#### What to work on
- a) Repeat the stretch of the camera review from "Those who have" through "was used to.", word for word.
- b) Decide whether each statement agrees with the camera review, answering yes or no and quoting the words from the review that settle it: (i) The ASI120MM served as a guide camera during a couple years of deep sky imaging. (ii) The retail kit includes a power supply. (iii) The camera took more than two weeks to arrive from overseas.
— Begin Selected text —
They are releasing five variants of their cooled series (based on already available uncooled versions with similar specs). A quick visit tohttp://astronomy-imaging-camera.com/ will let you sort through those variants. Each carrying one of the latest Sony sensors, these cameras all excel at high speed planetary imaging. Cooling adds an interesting dimension here, though. Could these cameras pull double duty as a deep sky imaging camera? Initial tests on uncooled versions showed promise and I was eager to find out.
I’m a fan of ZWO cameras and that’s no secret. I have an ASI120MM which was one of ZWO’s first cameras to market. It was excellent for planetary imaging when first released. I had very good success with mine and it also served well as a guide camera through a couple years of deep sky imaging. It was simple, reliable, and reasonably priced. When this latest crop of cameras got released I was ripe for an upgrade, so I started sorting through what would work best for me. First on the market was the ASI174MM (mono) and ASI174MC (color). Honestly, I was floored by some of the shots of Saturn I was seeing out of the Planetary Imaging forum. Next came the ASI224MC. It was a one shot color that was rivaling the ASI174MM due to extraordinarily low read noise. Both these cameras were providing capable users with astounding results.
But, back to reality. What could I expect out of my modest equipment? Let’s be honest, I wasn’t shooting out of a C14 under stable skies. And, I also want to shoot deep sky (currently I do that with an uncooled DSLR). I’ve long shopped for a CCD, but it’s hard for me to justify considering how much time I currently get for imaging. Plus, I somewhat prefer the jack-of-all-trades idea even if there are compromises. Being able to use a couple hours of clear sky for planetary without a massive equipment changeover is a pretty big plus. Cooled CMOS sensors are relative newcomers to the amateur astronomy scene and somewhat unproven. But I was willing to give it a go, especially with a camera I know, at the very least, is a top league planetary imager.
Those who have seen my images over the last few months probably know I shoot at a long focal length and I like galaxies, particularly ones that are less commonly imaged. For me, the decision on which camera to choose was not an easy one. A lot of what you see around for DSO CMOS images are shot with the lucky imaging mindset. Stack thousands frames to reduce noise. With low read noise, this can produce great result when targets are bright. My goal was, though, to see if I could go deep and pull out faint objects. I wanted to use it like a CCD. So, for that I ended up with an ASI174MM. It is the only mono version of the lot with a “larger” sensor and pixel size and more well capacity. A key compromise with any of these sensors is that they are indeed small relative to the APS-C that I was used to.
Digging around, I found a few folks already trying DSO imaging with these uncooled cameras. I wasn’t too happy with what I found. This chip architecture seems to have some nasty amp glow. I talked to Sam at ZWO about this and he was able to supply some sample lights and darks that show it calibrating out. I gotta say, I was a bit skeptical about the quality down in that corner of the frame. I was nervous that the thermal noise would be a problem. We shall see…
I was happy to discover that the camera arrived from overseas in 7 days.
In the box, which will be the retail kit, is the camera with rubber dust cap installed, ST4 cable, USB3.0 cable, desiccant tabs, 1.25” nosepiece, 1.25” nosepiece cap. One notable omission is the power supply or any DC adapter. I knew this ahead of time, but it is a required piece to make it work and would have been a nice addition to the kit.
— End Selected text —
— Begin Entries supplied —
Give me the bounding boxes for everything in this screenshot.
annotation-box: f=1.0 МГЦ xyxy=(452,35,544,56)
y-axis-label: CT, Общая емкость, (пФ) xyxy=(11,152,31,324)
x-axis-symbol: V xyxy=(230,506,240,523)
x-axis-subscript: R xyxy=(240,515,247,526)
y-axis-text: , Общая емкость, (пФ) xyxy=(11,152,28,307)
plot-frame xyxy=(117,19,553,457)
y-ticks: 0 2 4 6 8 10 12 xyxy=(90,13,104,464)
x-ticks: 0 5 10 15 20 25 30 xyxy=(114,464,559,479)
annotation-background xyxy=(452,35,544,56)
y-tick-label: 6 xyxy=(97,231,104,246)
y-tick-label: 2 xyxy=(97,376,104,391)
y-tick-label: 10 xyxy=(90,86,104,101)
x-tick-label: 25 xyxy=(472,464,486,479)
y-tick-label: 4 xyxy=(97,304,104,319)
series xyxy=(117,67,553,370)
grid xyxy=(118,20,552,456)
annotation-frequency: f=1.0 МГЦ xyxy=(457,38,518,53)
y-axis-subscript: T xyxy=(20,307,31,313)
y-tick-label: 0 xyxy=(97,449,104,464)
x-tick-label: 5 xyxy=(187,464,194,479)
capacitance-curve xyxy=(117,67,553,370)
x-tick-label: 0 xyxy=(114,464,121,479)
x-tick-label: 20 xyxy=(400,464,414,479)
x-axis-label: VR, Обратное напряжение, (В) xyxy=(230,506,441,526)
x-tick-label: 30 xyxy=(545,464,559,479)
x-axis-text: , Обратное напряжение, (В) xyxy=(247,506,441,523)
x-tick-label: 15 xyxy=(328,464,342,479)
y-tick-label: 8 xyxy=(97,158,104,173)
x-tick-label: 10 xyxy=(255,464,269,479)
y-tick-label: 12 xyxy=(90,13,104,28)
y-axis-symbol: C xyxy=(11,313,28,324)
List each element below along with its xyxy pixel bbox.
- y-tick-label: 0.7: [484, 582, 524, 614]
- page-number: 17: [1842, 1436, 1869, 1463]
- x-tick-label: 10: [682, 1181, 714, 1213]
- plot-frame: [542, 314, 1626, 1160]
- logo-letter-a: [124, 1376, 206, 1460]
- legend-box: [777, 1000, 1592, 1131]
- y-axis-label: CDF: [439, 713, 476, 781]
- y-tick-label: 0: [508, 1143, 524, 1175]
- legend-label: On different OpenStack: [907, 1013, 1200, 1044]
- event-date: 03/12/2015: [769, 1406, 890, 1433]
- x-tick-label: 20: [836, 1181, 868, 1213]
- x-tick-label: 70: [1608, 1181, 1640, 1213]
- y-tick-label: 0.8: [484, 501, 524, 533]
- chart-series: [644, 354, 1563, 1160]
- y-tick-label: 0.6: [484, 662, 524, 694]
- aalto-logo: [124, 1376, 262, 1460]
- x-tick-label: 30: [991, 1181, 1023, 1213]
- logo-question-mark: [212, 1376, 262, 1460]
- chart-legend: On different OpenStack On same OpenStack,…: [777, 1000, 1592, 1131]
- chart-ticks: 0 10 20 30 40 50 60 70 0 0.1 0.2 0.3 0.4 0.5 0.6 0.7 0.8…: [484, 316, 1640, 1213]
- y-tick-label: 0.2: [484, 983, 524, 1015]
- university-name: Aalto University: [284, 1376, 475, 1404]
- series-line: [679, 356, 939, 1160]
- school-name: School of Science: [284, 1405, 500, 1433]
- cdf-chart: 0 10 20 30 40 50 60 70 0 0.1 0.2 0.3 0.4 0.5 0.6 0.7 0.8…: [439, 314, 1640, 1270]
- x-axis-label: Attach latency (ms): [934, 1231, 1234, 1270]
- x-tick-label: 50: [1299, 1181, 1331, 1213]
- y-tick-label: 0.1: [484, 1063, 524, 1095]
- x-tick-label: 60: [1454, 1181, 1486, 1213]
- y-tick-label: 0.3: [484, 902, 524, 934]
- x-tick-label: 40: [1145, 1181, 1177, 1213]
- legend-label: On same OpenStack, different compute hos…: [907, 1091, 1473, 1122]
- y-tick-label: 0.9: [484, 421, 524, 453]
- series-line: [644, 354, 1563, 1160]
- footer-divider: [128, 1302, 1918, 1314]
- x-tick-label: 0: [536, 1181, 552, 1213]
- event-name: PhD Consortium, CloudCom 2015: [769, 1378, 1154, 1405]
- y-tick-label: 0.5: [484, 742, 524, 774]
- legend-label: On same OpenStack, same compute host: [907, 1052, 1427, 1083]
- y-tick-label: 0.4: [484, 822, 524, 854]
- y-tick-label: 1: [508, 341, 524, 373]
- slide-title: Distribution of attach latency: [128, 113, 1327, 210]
— End Entries supplied —
#### Task solutions
- a)
Those who have seen my images over the last few months probably know I shoot at a long focal length and I like galaxies, particularly ones that are less commonly imaged. For me, the decision on which camera to choose was not an easy one. A lot of what you see around for DSO CMOS images are shot with the lucky imaging mindset. Stack thousands frames to reduce noise. With low read noise, this can produce great result when targets are bright. My goal was, though, to see if I could go deep and pull out faint objects. I wanted to use it like a CCD. So, for that I ended up with an ASI174MM. It is the only mono version of the lot with a “larger” sensor and pixel size and more well capacity. A key compromise with any of these sensors is that they are indeed small relative to the APS-C that I was used to.

- b)
(i) Yes: "it also served well as a guide camera through a couple years of deep sky imaging."
(ii) No: "One notable omission is the power supply or any DC adapter."
(iii) No: "the camera arrived from overseas in 7 days."